___ Extracted records
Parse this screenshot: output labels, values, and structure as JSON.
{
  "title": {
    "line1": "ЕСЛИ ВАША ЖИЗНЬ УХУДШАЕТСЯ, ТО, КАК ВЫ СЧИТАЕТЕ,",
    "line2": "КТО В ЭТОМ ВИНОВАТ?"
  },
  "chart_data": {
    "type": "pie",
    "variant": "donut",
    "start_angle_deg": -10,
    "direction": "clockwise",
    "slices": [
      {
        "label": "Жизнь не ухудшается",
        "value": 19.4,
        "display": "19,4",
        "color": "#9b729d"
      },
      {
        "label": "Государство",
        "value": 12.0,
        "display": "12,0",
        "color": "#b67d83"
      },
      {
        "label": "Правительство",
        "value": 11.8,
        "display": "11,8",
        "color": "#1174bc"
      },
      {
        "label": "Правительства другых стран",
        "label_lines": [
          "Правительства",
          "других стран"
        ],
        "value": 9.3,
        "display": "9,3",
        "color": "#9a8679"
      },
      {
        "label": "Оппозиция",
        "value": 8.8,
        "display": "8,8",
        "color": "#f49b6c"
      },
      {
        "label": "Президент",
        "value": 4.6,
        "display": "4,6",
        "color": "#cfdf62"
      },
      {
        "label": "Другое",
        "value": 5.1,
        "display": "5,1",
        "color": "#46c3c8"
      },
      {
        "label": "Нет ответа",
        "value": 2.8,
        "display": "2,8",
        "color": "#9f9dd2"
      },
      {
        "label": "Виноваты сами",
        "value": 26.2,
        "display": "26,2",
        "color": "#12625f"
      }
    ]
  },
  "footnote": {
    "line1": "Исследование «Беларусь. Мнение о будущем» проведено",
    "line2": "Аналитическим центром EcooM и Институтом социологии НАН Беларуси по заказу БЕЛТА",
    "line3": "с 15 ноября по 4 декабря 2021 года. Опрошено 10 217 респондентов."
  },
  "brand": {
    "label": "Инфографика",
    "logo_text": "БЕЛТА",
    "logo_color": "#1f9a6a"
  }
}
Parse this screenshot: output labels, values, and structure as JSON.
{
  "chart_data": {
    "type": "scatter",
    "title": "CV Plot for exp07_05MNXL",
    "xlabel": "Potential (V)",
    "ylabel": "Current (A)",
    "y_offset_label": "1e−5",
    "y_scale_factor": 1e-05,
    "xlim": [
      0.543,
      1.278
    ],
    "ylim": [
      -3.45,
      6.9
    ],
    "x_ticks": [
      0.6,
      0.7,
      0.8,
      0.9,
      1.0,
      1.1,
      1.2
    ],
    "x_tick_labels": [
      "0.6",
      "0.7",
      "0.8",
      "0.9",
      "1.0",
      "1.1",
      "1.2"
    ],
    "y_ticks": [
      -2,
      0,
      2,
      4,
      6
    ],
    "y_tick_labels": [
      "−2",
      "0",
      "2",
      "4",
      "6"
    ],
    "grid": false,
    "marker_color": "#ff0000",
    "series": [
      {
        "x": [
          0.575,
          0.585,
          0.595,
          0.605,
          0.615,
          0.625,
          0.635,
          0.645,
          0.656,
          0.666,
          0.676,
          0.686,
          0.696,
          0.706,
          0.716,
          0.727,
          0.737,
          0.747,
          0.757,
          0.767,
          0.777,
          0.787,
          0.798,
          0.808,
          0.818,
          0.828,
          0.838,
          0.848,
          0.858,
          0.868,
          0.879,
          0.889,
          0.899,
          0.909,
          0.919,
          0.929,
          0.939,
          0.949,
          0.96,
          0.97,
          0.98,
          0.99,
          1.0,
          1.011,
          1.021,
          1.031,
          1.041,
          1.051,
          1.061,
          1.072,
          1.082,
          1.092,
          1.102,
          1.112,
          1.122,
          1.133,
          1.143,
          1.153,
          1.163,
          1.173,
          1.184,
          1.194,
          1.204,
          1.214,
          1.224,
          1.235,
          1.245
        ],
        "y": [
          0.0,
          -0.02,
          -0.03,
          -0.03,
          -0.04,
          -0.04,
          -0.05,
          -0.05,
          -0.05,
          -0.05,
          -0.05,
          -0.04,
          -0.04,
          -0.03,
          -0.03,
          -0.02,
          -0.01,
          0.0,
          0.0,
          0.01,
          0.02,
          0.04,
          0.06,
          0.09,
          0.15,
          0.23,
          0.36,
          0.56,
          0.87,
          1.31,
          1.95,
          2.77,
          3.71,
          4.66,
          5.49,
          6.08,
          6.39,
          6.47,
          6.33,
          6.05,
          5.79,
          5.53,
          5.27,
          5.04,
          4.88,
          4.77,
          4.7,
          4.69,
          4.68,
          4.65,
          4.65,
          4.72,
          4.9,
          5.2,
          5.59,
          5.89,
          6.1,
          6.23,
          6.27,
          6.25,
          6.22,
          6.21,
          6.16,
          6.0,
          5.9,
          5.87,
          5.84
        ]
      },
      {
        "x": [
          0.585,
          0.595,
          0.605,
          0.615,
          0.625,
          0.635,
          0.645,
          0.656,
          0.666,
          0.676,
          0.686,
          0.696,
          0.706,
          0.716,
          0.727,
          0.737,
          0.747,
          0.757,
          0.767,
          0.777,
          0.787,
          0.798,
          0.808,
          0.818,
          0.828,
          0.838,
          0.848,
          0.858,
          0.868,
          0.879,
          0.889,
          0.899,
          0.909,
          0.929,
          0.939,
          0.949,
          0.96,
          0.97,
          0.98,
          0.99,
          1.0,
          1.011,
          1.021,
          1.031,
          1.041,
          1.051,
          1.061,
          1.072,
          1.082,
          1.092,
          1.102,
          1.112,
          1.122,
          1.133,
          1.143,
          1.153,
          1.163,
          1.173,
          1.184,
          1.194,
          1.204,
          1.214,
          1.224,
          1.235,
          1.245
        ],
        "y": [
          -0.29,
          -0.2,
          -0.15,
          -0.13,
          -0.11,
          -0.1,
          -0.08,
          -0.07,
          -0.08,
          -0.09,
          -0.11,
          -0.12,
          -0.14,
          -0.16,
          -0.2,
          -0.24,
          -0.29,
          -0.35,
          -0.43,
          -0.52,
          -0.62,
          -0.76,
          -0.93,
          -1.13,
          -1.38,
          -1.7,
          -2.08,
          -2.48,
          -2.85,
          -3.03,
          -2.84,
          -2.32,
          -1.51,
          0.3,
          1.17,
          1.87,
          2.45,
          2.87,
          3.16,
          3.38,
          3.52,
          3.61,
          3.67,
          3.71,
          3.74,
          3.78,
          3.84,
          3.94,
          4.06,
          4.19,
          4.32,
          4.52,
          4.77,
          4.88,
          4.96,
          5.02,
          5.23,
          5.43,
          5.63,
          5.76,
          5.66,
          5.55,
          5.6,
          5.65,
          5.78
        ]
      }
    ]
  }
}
______
### Exercise
Give the entries once more, exactly as they appear.

### Exercise result
Parse this screenshot: output labels, values, and structure as JSON.
{
  "title": {
    "line1": "ЕСЛИ ВАША ЖИЗНЬ УХУДШАЕТСЯ, ТО, КАК ВЫ СЧИТАЕТЕ,",
    "line2": "КТО В ЭТОМ ВИНОВАТ?"
  },
  "chart_data": {
    "type": "pie",
    "variant": "donut",
    "start_angle_deg": -10,
    "direction": "clockwise",
    "slices": [
      {
        "label": "Жизнь не ухудшается",
        "value": 19.4,
        "display": "19,4",
        "color": "#9b729d"
      },
      {
        "label": "Государство",
        "value": 12.0,
        "display": "12,0",
        "color": "#b67d83"
      },
      {
        "label": "Правительство",
        "value": 11.8,
        "display": "11,8",
        "color": "#1174bc"
      },
      {
        "label": "Правительства другых стран",
        "label_lines": [
          "Правительства",
          "других стран"
        ],
        "value": 9.3,
        "display": "9,3",
        "color": "#9a8679"
      },
      {
        "label": "Оппозиция",
        "value": 8.8,
        "display": "8,8",
        "color": "#f49b6c"
      },
      {
        "label": "Президент",
        "value": 4.6,
        "display": "4,6",
        "color": "#cfdf62"
      },
      {
        "label": "Другое",
        "value": 5.1,
        "display": "5,1",
        "color": "#46c3c8"
      },
      {
        "label": "Нет ответа",
        "value": 2.8,
        "display": "2,8",
        "color": "#9f9dd2"
      },
      {
        "label": "Виноваты сами",
        "value": 26.2,
        "display": "26,2",
        "color": "#12625f"
      }
    ]
  },
  "footnote": {
    "line1": "Исследование «Беларусь. Мнение о будущем» проведено",
    "line2": "Аналитическим центром EcooM и Институтом социологии НАН Беларуси по заказу БЕЛТА",
    "line3": "с 15 ноября по 4 декабря 2021 года. Опрошено 10 217 респондентов."
  },
  "brand": {
    "label": "Инфографика",
    "logo_text": "БЕЛТА",
    "logo_color": "#1f9a6a"
  }
}
Parse this screenshot: output labels, values, and structure as JSON.
{
  "chart_data": {
    "type": "scatter",
    "title": "CV Plot for exp07_05MNXL",
    "xlabel": "Potential (V)",
    "ylabel": "Current (A)",
    "y_offset_label": "1e−5",
    "y_scale_factor": 1e-05,
    "xlim": [
      0.543,
      1.278
    ],
    "ylim": [
      -3.45,
      6.9
    ],
    "x_ticks": [
      0.6,
      0.7,
      0.8,
      0.9,
      1.0,
      1.1,
      1.2
    ],
    "x_tick_labels": [
      "0.6",
      "0.7",
      "0.8",
      "0.9",
      "1.0",
      "1.1",
      "1.2"
    ],
    "y_ticks": [
      -2,
      0,
      2,
      4,
      6
    ],
    "y_tick_labels": [
      "−2",
      "0",
      "2",
      "4",
      "6"
    ],
    "grid": false,
    "marker_color": "#ff0000",
    "series": [
      {
        "x": [
          0.575,
          0.585,
          0.595,
          0.605,
          0.615,
          0.625,
          0.635,
          0.645,
          0.656,
          0.666,
          0.676,
          0.686,
          0.696,
          0.706,
          0.716,
          0.727,
          0.737,
          0.747,
          0.757,
          0.767,
          0.777,
          0.787,
          0.798,
          0.808,
          0.818,
          0.828,
          0.838,
          0.848,
          0.858,
          0.868,
          0.879,
          0.889,
          0.899,
          0.909,
          0.919,
          0.929,
          0.939,
          0.949,
          0.96,
          0.97,
          0.98,
          0.99,
          1.0,
          1.011,
          1.021,
          1.031,
          1.041,
          1.051,
          1.061,
          1.072,
          1.082,
          1.092,
          1.102,
          1.112,
          1.122,
          1.133,
          1.143,
          1.153,
          1.163,
          1.173,
          1.184,
          1.194,
          1.204,
          1.214,
          1.224,
          1.235,
          1.245
        ],
        "y": [
          0.0,
          -0.02,
          -0.03,
          -0.03,
          -0.04,
          -0.04,
          -0.05,
          -0.05,
          -0.05,
          -0.05,
          -0.05,
          -0.04,
          -0.04,
          -0.03,
          -0.03,
          -0.02,
          -0.01,
          0.0,
          0.0,
          0.01,
          0.02,
          0.04,
          0.06,
          0.09,
          0.15,
          0.23,
          0.36,
          0.56,
          0.87,
          1.31,
          1.95,
          2.77,
          3.71,
          4.66,
          5.49,
          6.08,
          6.39,
          6.47,
          6.33,
          6.05,
          5.79,
          5.53,
          5.27,
          5.04,
          4.88,
          4.77,
          4.7,
          4.69,
          4.68,
          4.65,
          4.65,
          4.72,
          4.9,
          5.2,
          5.59,
          5.89,
          6.1,
          6.23,
          6.27,
          6.25,
          6.22,
          6.21,
          6.16,
          6.0,
          5.9,
          5.87,
          5.84
        ]
      },
      {
        "x": [
          0.585,
          0.595,
          0.605,
          0.615,
          0.625,
          0.635,
          0.645,
          0.656,
          0.666,
          0.676,
          0.686,
          0.696,
          0.706,
          0.716,
          0.727,
          0.737,
          0.747,
          0.757,
          0.767,
          0.777,
          0.787,
          0.798,
          0.808,
          0.818,
          0.828,
          0.838,
          0.848,
          0.858,
          0.868,
          0.879,
          0.889,
          0.899,
          0.909,
          0.929,
          0.939,
          0.949,
          0.96,
          0.97,
          0.98,
          0.99,
          1.0,
          1.011,
          1.021,
          1.031,
          1.041,
          1.051,
          1.061,
          1.072,
          1.082,
          1.092,
          1.102,
          1.112,
          1.122,
          1.133,
          1.143,
          1.153,
          1.163,
          1.173,
          1.184,
          1.194,
          1.204,
          1.214,
          1.224,
          1.235,
          1.245
        ],
        "y": [
          -0.29,
          -0.2,
          -0.15,
          -0.13,
          -0.11,
          -0.1,
          -0.08,
          -0.07,
          -0.08,
          -0.09,
          -0.11,
          -0.12,
          -0.14,
          -0.16,
          -0.2,
          -0.24,
          -0.29,
          -0.35,
          -0.43,
          -0.52,
          -0.62,
          -0.76,
          -0.93,
          -1.13,
          -1.38,
          -1.7,
          -2.08,
          -2.48,
          -2.85,
          -3.03,
          -2.84,
          -2.32,
          -1.51,
          0.3,
          1.17,
          1.87,
          2.45,
          2.87,
          3.16,
          3.38,
          3.52,
          3.61,
          3.67,
          3.71,
          3.74,
          3.78,
          3.84,
          3.94,
          4.06,
          4.19,
          4.32,
          4.52,
          4.77,
          4.88,
          4.96,
          5.02,
          5.23,
          5.43,
          5.63,
          5.76,
          5.66,
          5.55,
          5.6,
          5.65,
          5.78
        ]
      }
    ]
  }
}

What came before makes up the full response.